Short exercise >> Give the material again in full, matching it exactly.
------ Records for this task
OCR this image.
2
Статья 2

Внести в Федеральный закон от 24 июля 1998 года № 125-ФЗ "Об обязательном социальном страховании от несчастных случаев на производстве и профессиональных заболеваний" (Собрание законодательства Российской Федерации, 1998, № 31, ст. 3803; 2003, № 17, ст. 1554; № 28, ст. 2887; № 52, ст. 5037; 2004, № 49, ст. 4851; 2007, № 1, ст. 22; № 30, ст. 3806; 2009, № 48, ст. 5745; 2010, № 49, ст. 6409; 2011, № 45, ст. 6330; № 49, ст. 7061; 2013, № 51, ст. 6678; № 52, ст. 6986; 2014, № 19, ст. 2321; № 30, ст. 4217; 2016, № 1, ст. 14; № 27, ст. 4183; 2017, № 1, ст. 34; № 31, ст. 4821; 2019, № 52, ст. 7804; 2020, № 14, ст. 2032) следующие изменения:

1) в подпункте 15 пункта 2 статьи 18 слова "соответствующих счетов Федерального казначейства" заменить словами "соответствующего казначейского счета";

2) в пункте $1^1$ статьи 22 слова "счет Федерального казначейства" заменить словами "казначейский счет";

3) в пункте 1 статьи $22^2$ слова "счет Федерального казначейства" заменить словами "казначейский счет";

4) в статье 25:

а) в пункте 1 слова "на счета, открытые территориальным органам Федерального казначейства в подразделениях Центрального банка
------------
Output >>
OCR this image.
2
Статья 2

Внести в Федеральный закон от 24 июля 1998 года № 125-ФЗ "Об обязательном социальном страховании от несчастных случаев на производстве и профессиональных заболеваний" (Собрание законодательства Российской Федерации, 1998, № 31, ст. 3803; 2003, № 17, ст. 1554; № 28, ст. 2887; № 52, ст. 5037; 2004, № 49, ст. 4851; 2007, № 1, ст. 22; № 30, ст. 3806; 2009, № 48, ст. 5745; 2010, № 49, ст. 6409; 2011, № 45, ст. 6330; № 49, ст. 7061; 2013, № 51, ст. 6678; № 52, ст. 6986; 2014, № 19, ст. 2321; № 30, ст. 4217; 2016, № 1, ст. 14; № 27, ст. 4183; 2017, № 1, ст. 34; № 31, ст. 4821; 2019, № 52, ст. 7804; 2020, № 14, ст. 2032) следующие изменения:

1) в подпункте 15 пункта 2 статьи 18 слова "соответствующих счетов Федерального казначейства" заменить словами "соответствующего казначейского счета";

2) в пункте $1^1$ статьи 22 слова "счет Федерального казначейства" заменить словами "казначейский счет";

3) в пункте 1 статьи $22^2$ слова "счет Федерального казначейства" заменить словами "казначейский счет";

4) в статье 25:

а) в пункте 1 слова "на счета, открытые территориальным органам Федерального казначейства в подразделениях Центрального банка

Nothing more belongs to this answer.